*Excerpt to read*:

....

Chronic liver disease is caused by repeated insults to the liver, which can result in inflammation, fibrosis and ultimately cirrhosis.
Chronic liver disease (CLD) is the result of repeated damage to the liver by a variety of aetiological factors including alcohol, toxins, viruses and many others. CLD is generally defined as progressive liver dysfunction for six months or longer. The end result of chronic liver disease is cirrhosis, which describes irreversible liver remodelling.
The liver is involved in numerous functions that are essential to maintain the bodies homeostasis. To appreciate the sequelae of CLD we must understand the normal role of the liver in human health.
CLD represents the fourth commonest cause of years of life lost in those aged under 75. It is the only major chronic condition with an increasing death rate.
The true prevalence is difficulty to quantify as the majority of CLD is asymptomatic and presents late. However, in England and Wales an estimated 600,000 patients have CLD. There has been a significant increase in hospital admissions relating to cirrhosis over the last two decades.
Chronic liver disease can arise due to a wide range of pathologies.
Progressive liver injury culminates in cirrhosis, which describes irreversible liver remodelling.
Chronic liver disease may result from repeated insults that cause inflammation (i.e. chronic hepatitis) or cholestasis (i.e. impairment of bile flow). Excess deposition of fat in the liver (i.e. steatosis) can also promote an inflammatory response, which is seen in conditions like non-alcoholic fatty liver disease.
Over time, chronic damage due to inflammation or cholestasis can lead to scarring known as fibrosis. In this situation, the normal liver architecture is replaced by fibrotic tissue and regenerative nodules. If the aetiological factor is removed or treated then some reversibility in liver function can occur depending on the extent of fibrosis.
If fibrogenesis continues then the end result is cirrhosis, which describes irreversible liver remodeling that is associated with significant morbidity and mortality. Cirrhosis is often used synonymously with end-stage liver disease or advanced liver disease. Once the liver has developed cirrhosis there are two important clinical states:
Decompensated cirrhosis can result in significant morbidity and mortality and is characterised by the following:
NOTE: Cirrhosis usually develops over many years and presents late. This means cirrhosis could be prevented through earlier detection and treatment. In fact, it is estimated that over 90% of liver disease is preventable.

....

*Problem requirements*:
From the chronic liver disease text above, extract word for word the passage from "Over time, chronic" to "extent of fibrosis.", including both ends.

....

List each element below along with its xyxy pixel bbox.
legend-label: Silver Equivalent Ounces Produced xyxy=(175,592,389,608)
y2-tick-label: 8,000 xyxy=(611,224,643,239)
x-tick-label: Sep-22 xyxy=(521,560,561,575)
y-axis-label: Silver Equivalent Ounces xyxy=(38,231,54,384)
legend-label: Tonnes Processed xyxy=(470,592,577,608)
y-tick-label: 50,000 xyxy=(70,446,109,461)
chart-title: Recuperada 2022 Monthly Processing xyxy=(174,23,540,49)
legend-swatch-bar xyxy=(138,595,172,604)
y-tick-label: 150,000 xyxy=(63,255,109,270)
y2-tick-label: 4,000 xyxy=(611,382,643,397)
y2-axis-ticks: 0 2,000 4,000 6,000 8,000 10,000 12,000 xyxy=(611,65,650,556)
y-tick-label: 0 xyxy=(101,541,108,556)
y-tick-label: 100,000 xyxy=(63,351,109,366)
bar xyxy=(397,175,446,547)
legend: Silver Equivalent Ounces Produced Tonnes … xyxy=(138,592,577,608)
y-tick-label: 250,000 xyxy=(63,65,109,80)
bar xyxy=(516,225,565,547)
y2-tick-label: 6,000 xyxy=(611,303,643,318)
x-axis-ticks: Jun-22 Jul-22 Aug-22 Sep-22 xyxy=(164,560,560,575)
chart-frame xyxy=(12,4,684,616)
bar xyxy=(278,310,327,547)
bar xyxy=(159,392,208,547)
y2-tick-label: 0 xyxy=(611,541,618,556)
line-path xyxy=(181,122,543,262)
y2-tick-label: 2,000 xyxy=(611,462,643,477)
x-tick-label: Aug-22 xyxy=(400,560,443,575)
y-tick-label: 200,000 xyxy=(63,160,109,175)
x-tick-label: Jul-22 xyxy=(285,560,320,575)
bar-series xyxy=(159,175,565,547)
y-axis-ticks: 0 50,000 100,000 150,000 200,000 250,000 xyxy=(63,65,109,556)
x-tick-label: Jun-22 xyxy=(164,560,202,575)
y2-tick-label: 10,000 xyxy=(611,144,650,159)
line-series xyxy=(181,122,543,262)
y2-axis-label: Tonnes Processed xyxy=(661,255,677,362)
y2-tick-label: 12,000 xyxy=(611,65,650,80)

....

*Task output*:
Over time, chronic damage due to inflammation or cholestasis can lead to scarring known as fibrosis. In this situation, the normal liver architecture is replaced by fibrotic tissue and regenerative nodules. If the aetiological factor is removed or treated then some reversibility in liver function can occur depending on the extent of fibrosis.